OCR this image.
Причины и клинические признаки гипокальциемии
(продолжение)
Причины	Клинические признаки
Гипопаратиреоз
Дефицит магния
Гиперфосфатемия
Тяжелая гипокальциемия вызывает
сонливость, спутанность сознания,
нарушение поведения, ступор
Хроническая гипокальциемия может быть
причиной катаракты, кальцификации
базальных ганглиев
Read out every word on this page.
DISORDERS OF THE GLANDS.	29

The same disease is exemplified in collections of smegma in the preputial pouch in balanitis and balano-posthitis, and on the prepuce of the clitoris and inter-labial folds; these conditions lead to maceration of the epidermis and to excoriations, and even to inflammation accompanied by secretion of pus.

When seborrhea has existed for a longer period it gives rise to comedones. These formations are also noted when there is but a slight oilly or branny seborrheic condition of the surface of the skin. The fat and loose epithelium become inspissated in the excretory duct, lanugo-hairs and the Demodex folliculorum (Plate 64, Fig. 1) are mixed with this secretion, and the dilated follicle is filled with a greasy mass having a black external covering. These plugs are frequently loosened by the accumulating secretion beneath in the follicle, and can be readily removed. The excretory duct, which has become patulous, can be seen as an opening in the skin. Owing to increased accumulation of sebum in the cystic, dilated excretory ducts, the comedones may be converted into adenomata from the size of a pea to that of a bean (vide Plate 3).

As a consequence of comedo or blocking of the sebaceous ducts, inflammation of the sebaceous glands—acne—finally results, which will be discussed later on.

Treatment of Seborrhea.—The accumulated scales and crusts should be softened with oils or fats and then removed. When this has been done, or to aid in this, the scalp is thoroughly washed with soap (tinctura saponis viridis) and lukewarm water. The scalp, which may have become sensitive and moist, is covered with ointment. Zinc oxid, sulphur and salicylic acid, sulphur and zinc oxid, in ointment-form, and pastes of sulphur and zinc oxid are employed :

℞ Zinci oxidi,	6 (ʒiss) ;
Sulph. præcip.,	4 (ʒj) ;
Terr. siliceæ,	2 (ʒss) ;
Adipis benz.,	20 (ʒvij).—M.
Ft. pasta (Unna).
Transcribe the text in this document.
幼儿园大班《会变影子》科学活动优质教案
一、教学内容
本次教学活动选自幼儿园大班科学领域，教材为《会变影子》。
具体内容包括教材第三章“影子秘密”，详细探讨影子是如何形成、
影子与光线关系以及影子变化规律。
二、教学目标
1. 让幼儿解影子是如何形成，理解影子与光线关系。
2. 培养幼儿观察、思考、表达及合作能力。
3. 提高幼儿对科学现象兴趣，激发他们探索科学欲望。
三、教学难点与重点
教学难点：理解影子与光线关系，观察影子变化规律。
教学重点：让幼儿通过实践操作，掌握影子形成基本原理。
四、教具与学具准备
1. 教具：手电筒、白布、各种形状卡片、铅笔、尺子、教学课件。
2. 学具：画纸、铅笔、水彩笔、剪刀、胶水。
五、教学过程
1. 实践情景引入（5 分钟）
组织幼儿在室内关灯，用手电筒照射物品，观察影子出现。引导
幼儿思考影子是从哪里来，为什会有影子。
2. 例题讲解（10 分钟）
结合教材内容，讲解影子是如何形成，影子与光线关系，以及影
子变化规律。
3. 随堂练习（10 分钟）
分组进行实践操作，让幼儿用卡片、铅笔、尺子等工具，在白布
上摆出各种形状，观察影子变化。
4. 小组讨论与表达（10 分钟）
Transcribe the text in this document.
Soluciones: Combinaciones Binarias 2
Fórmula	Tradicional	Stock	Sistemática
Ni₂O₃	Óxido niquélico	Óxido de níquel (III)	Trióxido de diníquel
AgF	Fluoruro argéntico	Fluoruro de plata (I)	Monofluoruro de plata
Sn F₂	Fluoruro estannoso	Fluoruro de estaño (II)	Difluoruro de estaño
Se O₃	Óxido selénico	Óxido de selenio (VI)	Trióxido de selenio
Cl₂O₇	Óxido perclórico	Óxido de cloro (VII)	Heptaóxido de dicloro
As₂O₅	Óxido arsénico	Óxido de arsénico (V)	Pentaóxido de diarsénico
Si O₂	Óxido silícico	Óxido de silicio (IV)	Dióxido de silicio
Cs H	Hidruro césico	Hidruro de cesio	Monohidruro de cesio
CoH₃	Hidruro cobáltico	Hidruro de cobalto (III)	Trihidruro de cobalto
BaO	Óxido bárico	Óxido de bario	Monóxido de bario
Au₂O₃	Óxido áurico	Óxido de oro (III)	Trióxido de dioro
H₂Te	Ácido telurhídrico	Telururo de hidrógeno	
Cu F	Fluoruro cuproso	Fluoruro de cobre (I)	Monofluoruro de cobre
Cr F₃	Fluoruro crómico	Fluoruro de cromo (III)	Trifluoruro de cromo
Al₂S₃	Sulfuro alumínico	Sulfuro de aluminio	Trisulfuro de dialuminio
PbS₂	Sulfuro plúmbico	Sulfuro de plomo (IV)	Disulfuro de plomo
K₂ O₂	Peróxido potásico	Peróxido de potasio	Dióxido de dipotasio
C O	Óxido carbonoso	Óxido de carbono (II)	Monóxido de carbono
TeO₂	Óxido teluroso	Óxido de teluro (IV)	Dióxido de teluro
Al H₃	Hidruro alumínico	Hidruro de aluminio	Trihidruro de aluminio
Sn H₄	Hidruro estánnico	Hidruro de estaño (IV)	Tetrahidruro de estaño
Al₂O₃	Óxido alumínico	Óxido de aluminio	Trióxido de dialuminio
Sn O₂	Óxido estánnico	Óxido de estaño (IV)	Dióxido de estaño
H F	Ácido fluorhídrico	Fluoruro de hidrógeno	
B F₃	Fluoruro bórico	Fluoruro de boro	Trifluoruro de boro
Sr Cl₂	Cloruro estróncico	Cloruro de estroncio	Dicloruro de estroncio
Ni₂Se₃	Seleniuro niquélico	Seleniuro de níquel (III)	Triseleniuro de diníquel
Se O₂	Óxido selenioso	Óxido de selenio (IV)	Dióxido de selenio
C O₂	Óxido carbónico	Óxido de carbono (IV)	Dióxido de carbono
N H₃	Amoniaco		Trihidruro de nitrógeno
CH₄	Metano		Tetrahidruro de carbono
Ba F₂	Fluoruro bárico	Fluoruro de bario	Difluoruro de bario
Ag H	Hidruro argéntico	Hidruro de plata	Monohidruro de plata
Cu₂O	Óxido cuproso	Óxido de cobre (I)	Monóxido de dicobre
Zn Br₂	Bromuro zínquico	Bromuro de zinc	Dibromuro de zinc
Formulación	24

━━━

Exactly reproduce every line of the data above.

OCR this image.
Причины и клинические признаки гипокальциемии
(продолжение)
Причины	Клинические признаки
Гипопаратиреоз
Дефицит магния
Гиперфосфатемия
Тяжелая гипокальциемия вызывает
сонливость, спутанность сознания,
нарушение поведения, ступор
Хроническая гипокальциемия может быть
причиной катаракты, кальцификации
базальных ганглиев
Read out every word on this page.
DISORDERS OF THE GLANDS.	29

The same disease is exemplified in collections of smegma in the preputial pouch in balanitis and balano-posthitis, and on the prepuce of the clitoris and inter-labial folds; these conditions lead to maceration of the epidermis and to excoriations, and even to inflammation accompanied by secretion of pus.

When seborrhea has existed for a longer period it gives rise to comedones. These formations are also noted when there is but a slight oilly or branny seborrheic condition of the surface of the skin. The fat and loose epithelium become inspissated in the excretory duct, lanugo-hairs and the Demodex folliculorum (Plate 64, Fig. 1) are mixed with this secretion, and the dilated follicle is filled with a greasy mass having a black external covering. These plugs are frequently loosened by the accumulating secretion beneath in the follicle, and can be readily removed. The excretory duct, which has become patulous, can be seen as an opening in the skin. Owing to increased accumulation of sebum in the cystic, dilated excretory ducts, the comedones may be converted into adenomata from the size of a pea to that of a bean (vide Plate 3).

As a consequence of comedo or blocking of the sebaceous ducts, inflammation of the sebaceous glands—acne—finally results, which will be discussed later on.

Treatment of Seborrhea.—The accumulated scales and crusts should be softened with oils or fats and then removed. When this has been done, or to aid in this, the scalp is thoroughly washed with soap (tinctura saponis viridis) and lukewarm water. The scalp, which may have become sensitive and moist, is covered with ointment. Zinc oxid, sulphur and salicylic acid, sulphur and zinc oxid, in ointment-form, and pastes of sulphur and zinc oxid are employed :

℞ Zinci oxidi,	6 (ʒiss) ;
Sulph. præcip.,	4 (ʒj) ;
Terr. siliceæ,	2 (ʒss) ;
Adipis benz.,	20 (ʒvij).—M.
Ft. pasta (Unna).
Transcribe the text in this document.
幼儿园大班《会变影子》科学活动优质教案
一、教学内容
本次教学活动选自幼儿园大班科学领域，教材为《会变影子》。
具体内容包括教材第三章“影子秘密”，详细探讨影子是如何形成、
影子与光线关系以及影子变化规律。
二、教学目标
1. 让幼儿解影子是如何形成，理解影子与光线关系。
2. 培养幼儿观察、思考、表达及合作能力。
3. 提高幼儿对科学现象兴趣，激发他们探索科学欲望。
三、教学难点与重点
教学难点：理解影子与光线关系，观察影子变化规律。
教学重点：让幼儿通过实践操作，掌握影子形成基本原理。
四、教具与学具准备
1. 教具：手电筒、白布、各种形状卡片、铅笔、尺子、教学课件。
2. 学具：画纸、铅笔、水彩笔、剪刀、胶水。
五、教学过程
1. 实践情景引入（5 分钟）
组织幼儿在室内关灯，用手电筒照射物品，观察影子出现。引导
幼儿思考影子是从哪里来，为什会有影子。
2. 例题讲解（10 分钟）
结合教材内容，讲解影子是如何形成，影子与光线关系，以及影
子变化规律。
3. 随堂练习（10 分钟）
分组进行实践操作，让幼儿用卡片、铅笔、尺子等工具，在白布
上摆出各种形状，观察影子变化。
4. 小组讨论与表达（10 分钟）
Transcribe the text in this document.
Soluciones: Combinaciones Binarias 2
Fórmula	Tradicional	Stock	Sistemática
Ni₂O₃	Óxido niquélico	Óxido de níquel (III)	Trióxido de diníquel
AgF	Fluoruro argéntico	Fluoruro de plata (I)	Monofluoruro de plata
Sn F₂	Fluoruro estannoso	Fluoruro de estaño (II)	Difluoruro de estaño
Se O₃	Óxido selénico	Óxido de selenio (VI)	Trióxido de selenio
Cl₂O₇	Óxido perclórico	Óxido de cloro (VII)	Heptaóxido de dicloro
As₂O₅	Óxido arsénico	Óxido de arsénico (V)	Pentaóxido de diarsénico
Si O₂	Óxido silícico	Óxido de silicio (IV)	Dióxido de silicio
Cs H	Hidruro césico	Hidruro de cesio	Monohidruro de cesio
CoH₃	Hidruro cobáltico	Hidruro de cobalto (III)	Trihidruro de cobalto
BaO	Óxido bárico	Óxido de bario	Monóxido de bario
Au₂O₃	Óxido áurico	Óxido de oro (III)	Trióxido de dioro
H₂Te	Ácido telurhídrico	Telururo de hidrógeno	
Cu F	Fluoruro cuproso	Fluoruro de cobre (I)	Monofluoruro de cobre
Cr F₃	Fluoruro crómico	Fluoruro de cromo (III)	Trifluoruro de cromo
Al₂S₃	Sulfuro alumínico	Sulfuro de aluminio	Trisulfuro de dialuminio
PbS₂	Sulfuro plúmbico	Sulfuro de plomo (IV)	Disulfuro de plomo
K₂ O₂	Peróxido potásico	Peróxido de potasio	Dióxido de dipotasio
C O	Óxido carbonoso	Óxido de carbono (II)	Monóxido de carbono
TeO₂	Óxido teluroso	Óxido de teluro (IV)	Dióxido de teluro
Al H₃	Hidruro alumínico	Hidruro de aluminio	Trihidruro de aluminio
Sn H₄	Hidruro estánnico	Hidruro de estaño (IV)	Tetrahidruro de estaño
Al₂O₃	Óxido alumínico	Óxido de aluminio	Trióxido de dialuminio
Sn O₂	Óxido estánnico	Óxido de estaño (IV)	Dióxido de estaño
H F	Ácido fluorhídrico	Fluoruro de hidrógeno	
B F₃	Fluoruro bórico	Fluoruro de boro	Trifluoruro de boro
Sr Cl₂	Cloruro estróncico	Cloruro de estroncio	Dicloruro de estroncio
Ni₂Se₃	Seleniuro niquélico	Seleniuro de níquel (III)	Triseleniuro de diníquel
Se O₂	Óxido selenioso	Óxido de selenio (IV)	Dióxido de selenio
C O₂	Óxido carbónico	Óxido de carbono (IV)	Dióxido de carbono
N H₃	Amoniaco		Trihidruro de nitrógeno
CH₄	Metano		Tetrahidruro de carbono
Ba F₂	Fluoruro bárico	Fluoruro de bario	Difluoruro de bario
Ag H	Hidruro argéntico	Hidruro de plata	Monohidruro de plata
Cu₂O	Óxido cuproso	Óxido de cobre (I)	Monóxido de dicobre
Zn Br₂	Bromuro zínquico	Bromuro de zinc	Dibromuro de zinc
Formulación	24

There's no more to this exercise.